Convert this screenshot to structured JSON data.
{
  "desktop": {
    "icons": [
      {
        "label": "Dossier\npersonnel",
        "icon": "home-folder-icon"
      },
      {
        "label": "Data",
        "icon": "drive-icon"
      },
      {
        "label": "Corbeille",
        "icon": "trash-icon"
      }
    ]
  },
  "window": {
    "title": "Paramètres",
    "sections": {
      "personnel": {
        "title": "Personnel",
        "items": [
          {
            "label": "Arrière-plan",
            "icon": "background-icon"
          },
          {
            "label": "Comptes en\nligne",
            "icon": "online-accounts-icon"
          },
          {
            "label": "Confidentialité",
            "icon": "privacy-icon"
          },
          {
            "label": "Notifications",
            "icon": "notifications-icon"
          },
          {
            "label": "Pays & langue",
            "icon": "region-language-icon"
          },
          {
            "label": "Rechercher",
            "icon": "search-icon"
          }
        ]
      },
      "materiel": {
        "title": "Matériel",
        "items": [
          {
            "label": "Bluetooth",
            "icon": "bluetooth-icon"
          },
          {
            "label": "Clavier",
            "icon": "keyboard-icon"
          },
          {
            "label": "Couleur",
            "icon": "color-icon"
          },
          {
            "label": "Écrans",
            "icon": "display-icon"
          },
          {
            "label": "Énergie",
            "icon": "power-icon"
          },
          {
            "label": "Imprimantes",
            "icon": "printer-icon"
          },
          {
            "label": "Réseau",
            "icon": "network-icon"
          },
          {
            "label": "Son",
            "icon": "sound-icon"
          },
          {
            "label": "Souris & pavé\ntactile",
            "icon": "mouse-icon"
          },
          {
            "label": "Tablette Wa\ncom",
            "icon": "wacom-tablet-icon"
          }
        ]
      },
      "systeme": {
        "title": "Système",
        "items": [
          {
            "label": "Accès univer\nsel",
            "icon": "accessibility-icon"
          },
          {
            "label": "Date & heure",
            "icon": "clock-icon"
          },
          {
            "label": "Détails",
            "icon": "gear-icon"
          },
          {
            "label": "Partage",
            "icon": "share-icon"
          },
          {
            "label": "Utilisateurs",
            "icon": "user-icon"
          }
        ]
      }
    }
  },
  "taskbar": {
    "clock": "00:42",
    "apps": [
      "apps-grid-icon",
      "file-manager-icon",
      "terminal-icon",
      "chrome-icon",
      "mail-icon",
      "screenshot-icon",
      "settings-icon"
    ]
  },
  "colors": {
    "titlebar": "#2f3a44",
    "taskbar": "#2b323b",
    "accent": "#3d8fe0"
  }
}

### Directions
Copy all lines of the material above where the string "screenshot" occurs.

### Final result
Convert this screenshot to structured JSON data.
      "screenshot-icon",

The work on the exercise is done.